» Task to complete
Output the records as a JSON list of strings, one string per line with blank lines omitted, starting at the first line and ending at the line that contains "edit-subnet-button[interactable] bbox=[2102, 440, 2164, 502]".

» Provided information
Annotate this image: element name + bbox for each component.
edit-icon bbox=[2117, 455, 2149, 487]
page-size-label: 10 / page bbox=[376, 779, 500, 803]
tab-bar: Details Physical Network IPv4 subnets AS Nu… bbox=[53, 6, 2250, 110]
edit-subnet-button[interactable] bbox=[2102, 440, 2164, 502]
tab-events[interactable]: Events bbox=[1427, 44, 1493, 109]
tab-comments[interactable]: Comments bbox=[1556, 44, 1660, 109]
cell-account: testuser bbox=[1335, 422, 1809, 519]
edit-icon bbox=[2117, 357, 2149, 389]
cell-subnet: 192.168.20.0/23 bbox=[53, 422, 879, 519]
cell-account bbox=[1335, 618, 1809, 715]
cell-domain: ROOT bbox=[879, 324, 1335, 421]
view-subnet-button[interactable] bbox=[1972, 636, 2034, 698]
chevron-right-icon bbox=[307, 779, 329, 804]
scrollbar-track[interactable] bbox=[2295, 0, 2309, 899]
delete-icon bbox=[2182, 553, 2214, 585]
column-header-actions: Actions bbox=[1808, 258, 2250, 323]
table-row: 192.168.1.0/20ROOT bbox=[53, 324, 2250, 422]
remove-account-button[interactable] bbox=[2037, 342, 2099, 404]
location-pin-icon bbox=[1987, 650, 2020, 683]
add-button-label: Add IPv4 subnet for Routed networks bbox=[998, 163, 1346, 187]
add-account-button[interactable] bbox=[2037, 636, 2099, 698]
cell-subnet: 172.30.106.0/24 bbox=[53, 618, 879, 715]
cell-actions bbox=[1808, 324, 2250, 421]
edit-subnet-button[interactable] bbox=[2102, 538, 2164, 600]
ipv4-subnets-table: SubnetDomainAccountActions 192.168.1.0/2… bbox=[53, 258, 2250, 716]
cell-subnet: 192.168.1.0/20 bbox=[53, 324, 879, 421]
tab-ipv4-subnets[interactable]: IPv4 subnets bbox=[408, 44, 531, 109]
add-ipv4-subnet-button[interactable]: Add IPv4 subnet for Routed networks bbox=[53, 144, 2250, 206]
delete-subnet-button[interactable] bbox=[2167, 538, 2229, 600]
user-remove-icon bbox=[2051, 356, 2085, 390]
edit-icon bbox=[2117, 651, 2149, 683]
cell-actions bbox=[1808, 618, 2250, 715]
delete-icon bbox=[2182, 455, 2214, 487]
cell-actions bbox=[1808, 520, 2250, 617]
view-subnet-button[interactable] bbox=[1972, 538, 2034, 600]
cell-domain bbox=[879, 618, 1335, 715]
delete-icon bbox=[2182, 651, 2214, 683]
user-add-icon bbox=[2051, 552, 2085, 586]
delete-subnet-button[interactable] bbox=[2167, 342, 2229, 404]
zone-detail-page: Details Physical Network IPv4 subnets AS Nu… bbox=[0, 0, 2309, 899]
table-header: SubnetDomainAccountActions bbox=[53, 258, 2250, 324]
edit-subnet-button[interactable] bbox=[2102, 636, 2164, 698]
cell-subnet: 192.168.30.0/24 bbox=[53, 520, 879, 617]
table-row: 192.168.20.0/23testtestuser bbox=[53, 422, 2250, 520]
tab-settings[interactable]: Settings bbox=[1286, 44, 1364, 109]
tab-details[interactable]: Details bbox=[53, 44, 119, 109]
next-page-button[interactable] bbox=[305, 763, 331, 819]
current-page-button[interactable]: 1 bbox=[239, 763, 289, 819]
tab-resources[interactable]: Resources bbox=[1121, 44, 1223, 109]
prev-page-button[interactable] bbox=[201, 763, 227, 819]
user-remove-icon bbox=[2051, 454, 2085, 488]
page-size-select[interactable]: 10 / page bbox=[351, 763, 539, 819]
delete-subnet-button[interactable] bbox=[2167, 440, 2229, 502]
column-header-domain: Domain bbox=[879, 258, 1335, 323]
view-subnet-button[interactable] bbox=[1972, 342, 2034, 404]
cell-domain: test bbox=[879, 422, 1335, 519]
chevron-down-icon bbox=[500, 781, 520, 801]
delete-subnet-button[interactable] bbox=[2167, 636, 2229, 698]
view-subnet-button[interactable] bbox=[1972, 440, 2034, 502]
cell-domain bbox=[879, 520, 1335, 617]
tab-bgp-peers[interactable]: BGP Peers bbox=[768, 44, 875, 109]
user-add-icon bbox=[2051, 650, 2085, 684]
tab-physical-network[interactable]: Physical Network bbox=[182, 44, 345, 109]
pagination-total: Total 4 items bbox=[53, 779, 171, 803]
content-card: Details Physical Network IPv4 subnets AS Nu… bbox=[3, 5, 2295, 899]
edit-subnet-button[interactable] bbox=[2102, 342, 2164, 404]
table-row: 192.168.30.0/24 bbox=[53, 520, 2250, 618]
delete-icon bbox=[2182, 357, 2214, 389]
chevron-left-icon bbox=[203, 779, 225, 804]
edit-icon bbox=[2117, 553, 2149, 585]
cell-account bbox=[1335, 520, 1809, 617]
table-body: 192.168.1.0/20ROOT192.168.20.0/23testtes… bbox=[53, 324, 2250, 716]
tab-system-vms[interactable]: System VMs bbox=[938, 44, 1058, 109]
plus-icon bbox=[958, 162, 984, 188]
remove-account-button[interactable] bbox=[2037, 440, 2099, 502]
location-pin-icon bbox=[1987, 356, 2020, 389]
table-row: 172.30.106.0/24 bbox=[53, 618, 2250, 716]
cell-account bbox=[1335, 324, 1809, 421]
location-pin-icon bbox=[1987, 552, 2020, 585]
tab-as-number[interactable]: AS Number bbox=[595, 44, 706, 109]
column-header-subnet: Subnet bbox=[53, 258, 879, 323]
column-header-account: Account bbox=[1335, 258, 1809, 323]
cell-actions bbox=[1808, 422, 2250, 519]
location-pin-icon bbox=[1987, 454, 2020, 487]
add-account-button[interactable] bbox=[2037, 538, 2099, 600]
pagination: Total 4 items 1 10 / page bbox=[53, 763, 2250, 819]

» Solution for this exercise
[
  "Annotate this image: element name + bbox for each component.",
  "edit-icon bbox=[2117, 455, 2149, 487]",
  "page-size-label: 10 / page bbox=[376, 779, 500, 803]",
  "tab-bar: Details Physical Network IPv4 subnets AS Nu… bbox=[53, 6, 2250, 110]",
  "edit-subnet-button[interactable] bbox=[2102, 440, 2164, 502]"
]